◆ **PROBLEM STATEMENT**: Leave out every picture, then transcribe the rest of the listing exactly.
-------- DATASET RECORDS
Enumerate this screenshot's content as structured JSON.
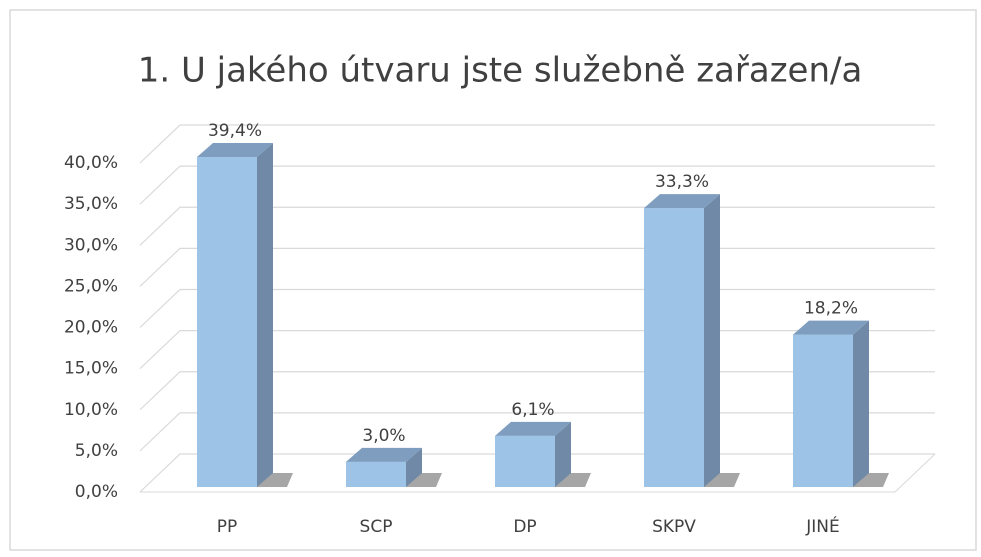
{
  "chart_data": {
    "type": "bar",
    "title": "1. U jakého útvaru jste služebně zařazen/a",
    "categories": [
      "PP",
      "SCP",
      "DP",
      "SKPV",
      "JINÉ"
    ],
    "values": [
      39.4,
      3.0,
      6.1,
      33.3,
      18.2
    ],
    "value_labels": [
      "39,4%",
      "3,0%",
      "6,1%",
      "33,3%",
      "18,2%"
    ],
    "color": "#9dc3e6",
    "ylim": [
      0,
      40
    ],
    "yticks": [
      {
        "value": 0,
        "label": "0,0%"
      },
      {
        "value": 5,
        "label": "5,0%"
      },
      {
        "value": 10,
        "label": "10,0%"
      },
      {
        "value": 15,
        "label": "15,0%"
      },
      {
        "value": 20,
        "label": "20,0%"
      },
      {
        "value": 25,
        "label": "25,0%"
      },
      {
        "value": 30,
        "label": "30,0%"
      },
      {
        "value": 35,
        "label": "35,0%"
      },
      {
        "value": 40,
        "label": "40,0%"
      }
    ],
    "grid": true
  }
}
----------------
◆ **RESULT FOR THIS EXERCISE**:
Enumerate this screenshot's content as structured JSON.
{
  "chart_data": {
    "type": "bar",
    "title": "1. U jakého útvaru jste služebně zařazen/a",
    "categories": [
      "PP",
      "SCP",
      "DP",
      "SKPV",
      "JINÉ"
    ],
    "values": [
      39.4,
      3.0,
      6.1,
      33.3,
      18.2
    ],
    "value_labels": [
      "39,4%",
      "3,0%",
      "6,1%",
      "33,3%",
      "18,2%"
    ],
    "color": "#9dc3e6",
    "ylim": [
      0,
      40
    ],
    "yticks": [
      {
        "value": 0,
        "label": "0,0%"
      },
      {
        "value": 5,
        "label": "5,0%"
      },
      {
        "value": 10,
        "label": "10,0%"
      },
      {
        "value": 15,
        "label": "15,0%"
      },
      {
        "value": 20,
        "label": "20,0%"
      },
      {
        "value": 25,
        "label": "25,0%"
      },
      {
        "value": 30,
        "label": "30,0%"
      },
      {
        "value": 35,
        "label": "35,0%"
      },
      {
        "value": 40,
        "label": "40,0%"
      }
    ],
    "grid": true
  }
}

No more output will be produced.